Dataset items
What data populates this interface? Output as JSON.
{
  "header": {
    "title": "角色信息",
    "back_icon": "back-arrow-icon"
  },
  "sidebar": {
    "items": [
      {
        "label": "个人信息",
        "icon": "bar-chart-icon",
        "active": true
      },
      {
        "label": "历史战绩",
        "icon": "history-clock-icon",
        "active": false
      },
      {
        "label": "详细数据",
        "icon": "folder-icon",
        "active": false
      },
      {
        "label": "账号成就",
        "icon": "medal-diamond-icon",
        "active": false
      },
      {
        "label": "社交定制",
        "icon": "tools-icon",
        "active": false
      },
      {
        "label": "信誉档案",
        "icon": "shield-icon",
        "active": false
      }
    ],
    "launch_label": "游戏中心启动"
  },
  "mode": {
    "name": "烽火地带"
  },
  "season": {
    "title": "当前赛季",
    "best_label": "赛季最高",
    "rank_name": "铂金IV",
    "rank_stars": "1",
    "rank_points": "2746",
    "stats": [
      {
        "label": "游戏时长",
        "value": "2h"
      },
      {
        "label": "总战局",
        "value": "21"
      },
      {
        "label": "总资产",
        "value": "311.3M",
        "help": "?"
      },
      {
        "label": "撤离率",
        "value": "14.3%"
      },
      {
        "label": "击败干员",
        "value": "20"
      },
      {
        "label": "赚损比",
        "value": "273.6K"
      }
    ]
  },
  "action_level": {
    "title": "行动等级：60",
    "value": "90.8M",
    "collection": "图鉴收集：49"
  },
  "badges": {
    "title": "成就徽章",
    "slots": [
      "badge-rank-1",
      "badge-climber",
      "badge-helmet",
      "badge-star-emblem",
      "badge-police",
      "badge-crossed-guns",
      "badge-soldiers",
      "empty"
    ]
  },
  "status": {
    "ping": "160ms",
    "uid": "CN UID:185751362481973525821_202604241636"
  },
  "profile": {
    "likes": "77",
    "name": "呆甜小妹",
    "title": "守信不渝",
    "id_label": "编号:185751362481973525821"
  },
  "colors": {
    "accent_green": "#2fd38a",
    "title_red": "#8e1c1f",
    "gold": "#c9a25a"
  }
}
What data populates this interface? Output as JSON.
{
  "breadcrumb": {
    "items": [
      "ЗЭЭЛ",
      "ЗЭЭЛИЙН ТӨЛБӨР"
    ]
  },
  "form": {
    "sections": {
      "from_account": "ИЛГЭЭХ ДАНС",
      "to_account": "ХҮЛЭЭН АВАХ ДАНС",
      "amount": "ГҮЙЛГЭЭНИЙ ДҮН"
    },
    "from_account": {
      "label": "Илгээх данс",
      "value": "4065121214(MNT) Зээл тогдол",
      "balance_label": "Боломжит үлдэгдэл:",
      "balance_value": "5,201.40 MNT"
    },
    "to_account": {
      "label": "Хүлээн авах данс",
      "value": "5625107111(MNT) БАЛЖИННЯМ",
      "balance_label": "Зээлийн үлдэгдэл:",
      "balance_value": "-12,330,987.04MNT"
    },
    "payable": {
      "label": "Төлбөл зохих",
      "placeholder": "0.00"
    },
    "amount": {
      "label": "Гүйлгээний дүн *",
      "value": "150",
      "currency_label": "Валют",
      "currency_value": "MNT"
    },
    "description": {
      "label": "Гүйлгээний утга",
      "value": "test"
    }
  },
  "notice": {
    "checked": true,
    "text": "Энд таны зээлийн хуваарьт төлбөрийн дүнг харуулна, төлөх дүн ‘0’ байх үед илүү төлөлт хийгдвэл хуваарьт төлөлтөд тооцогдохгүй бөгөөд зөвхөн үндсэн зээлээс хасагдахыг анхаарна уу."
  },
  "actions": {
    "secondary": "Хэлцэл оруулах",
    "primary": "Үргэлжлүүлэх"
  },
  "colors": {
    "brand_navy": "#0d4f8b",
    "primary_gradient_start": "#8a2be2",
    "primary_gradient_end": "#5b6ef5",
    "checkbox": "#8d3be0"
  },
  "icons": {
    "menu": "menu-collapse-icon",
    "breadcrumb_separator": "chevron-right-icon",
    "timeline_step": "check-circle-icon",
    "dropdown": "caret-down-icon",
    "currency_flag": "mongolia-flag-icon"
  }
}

Given task
All of the records must be repeated exactly.

Result below
What data populates this interface? Output as JSON.
{
  "header": {
    "title": "角色信息",
    "back_icon": "back-arrow-icon"
  },
  "sidebar": {
    "items": [
      {
        "label": "个人信息",
        "icon": "bar-chart-icon",
        "active": true
      },
      {
        "label": "历史战绩",
        "icon": "history-clock-icon",
        "active": false
      },
      {
        "label": "详细数据",
        "icon": "folder-icon",
        "active": false
      },
      {
        "label": "账号成就",
        "icon": "medal-diamond-icon",
        "active": false
      },
      {
        "label": "社交定制",
        "icon": "tools-icon",
        "active": false
      },
      {
        "label": "信誉档案",
        "icon": "shield-icon",
        "active": false
      }
    ],
    "launch_label": "游戏中心启动"
  },
  "mode": {
    "name": "烽火地带"
  },
  "season": {
    "title": "当前赛季",
    "best_label": "赛季最高",
    "rank_name": "铂金IV",
    "rank_stars": "1",
    "rank_points": "2746",
    "stats": [
      {
        "label": "游戏时长",
        "value": "2h"
      },
      {
        "label": "总战局",
        "value": "21"
      },
      {
        "label": "总资产",
        "value": "311.3M",
        "help": "?"
      },
      {
        "label": "撤离率",
        "value": "14.3%"
      },
      {
        "label": "击败干员",
        "value": "20"
      },
      {
        "label": "赚损比",
        "value": "273.6K"
      }
    ]
  },
  "action_level": {
    "title": "行动等级：60",
    "value": "90.8M",
    "collection": "图鉴收集：49"
  },
  "badges": {
    "title": "成就徽章",
    "slots": [
      "badge-rank-1",
      "badge-climber",
      "badge-helmet",
      "badge-star-emblem",
      "badge-police",
      "badge-crossed-guns",
      "badge-soldiers",
      "empty"
    ]
  },
  "status": {
    "ping": "160ms",
    "uid": "CN UID:185751362481973525821_202604241636"
  },
  "profile": {
    "likes": "77",
    "name": "呆甜小妹",
    "title": "守信不渝",
    "id_label": "编号:185751362481973525821"
  },
  "colors": {
    "accent_green": "#2fd38a",
    "title_red": "#8e1c1f",
    "gold": "#c9a25a"
  }
}
What data populates this interface? Output as JSON.
{
  "breadcrumb": {
    "items": [
      "ЗЭЭЛ",
      "ЗЭЭЛИЙН ТӨЛБӨР"
    ]
  },
  "form": {
    "sections": {
      "from_account": "ИЛГЭЭХ ДАНС",
      "to_account": "ХҮЛЭЭН АВАХ ДАНС",
      "amount": "ГҮЙЛГЭЭНИЙ ДҮН"
    },
    "from_account": {
      "label": "Илгээх данс",
      "value": "4065121214(MNT) Зээл тогдол",
      "balance_label": "Боломжит үлдэгдэл:",
      "balance_value": "5,201.40 MNT"
    },
    "to_account": {
      "label": "Хүлээн авах данс",
      "value": "5625107111(MNT) БАЛЖИННЯМ",
      "balance_label": "Зээлийн үлдэгдэл:",
      "balance_value": "-12,330,987.04MNT"
    },
    "payable": {
      "label": "Төлбөл зохих",
      "placeholder": "0.00"
    },
    "amount": {
      "label": "Гүйлгээний дүн *",
      "value": "150",
      "currency_label": "Валют",
      "currency_value": "MNT"
    },
    "description": {
      "label": "Гүйлгээний утга",
      "value": "test"
    }
  },
  "notice": {
    "checked": true,
    "text": "Энд таны зээлийн хуваарьт төлбөрийн дүнг харуулна, төлөх дүн ‘0’ байх үед илүү төлөлт хийгдвэл хуваарьт төлөлтөд тооцогдохгүй бөгөөд зөвхөн үндсэн зээлээс хасагдахыг анхаарна уу."
  },
  "actions": {
    "secondary": "Хэлцэл оруулах",
    "primary": "Үргэлжлүүлэх"
  },
  "colors": {
    "brand_navy": "#0d4f8b",
    "primary_gradient_start": "#8a2be2",
    "primary_gradient_end": "#5b6ef5",
    "checkbox": "#8d3be0"
  },
  "icons": {
    "menu": "menu-collapse-icon",
    "breadcrumb_separator": "chevron-right-icon",
    "timeline_step": "check-circle-icon",
    "dropdown": "caret-down-icon",
    "currency_flag": "mongolia-flag-icon"
  }
}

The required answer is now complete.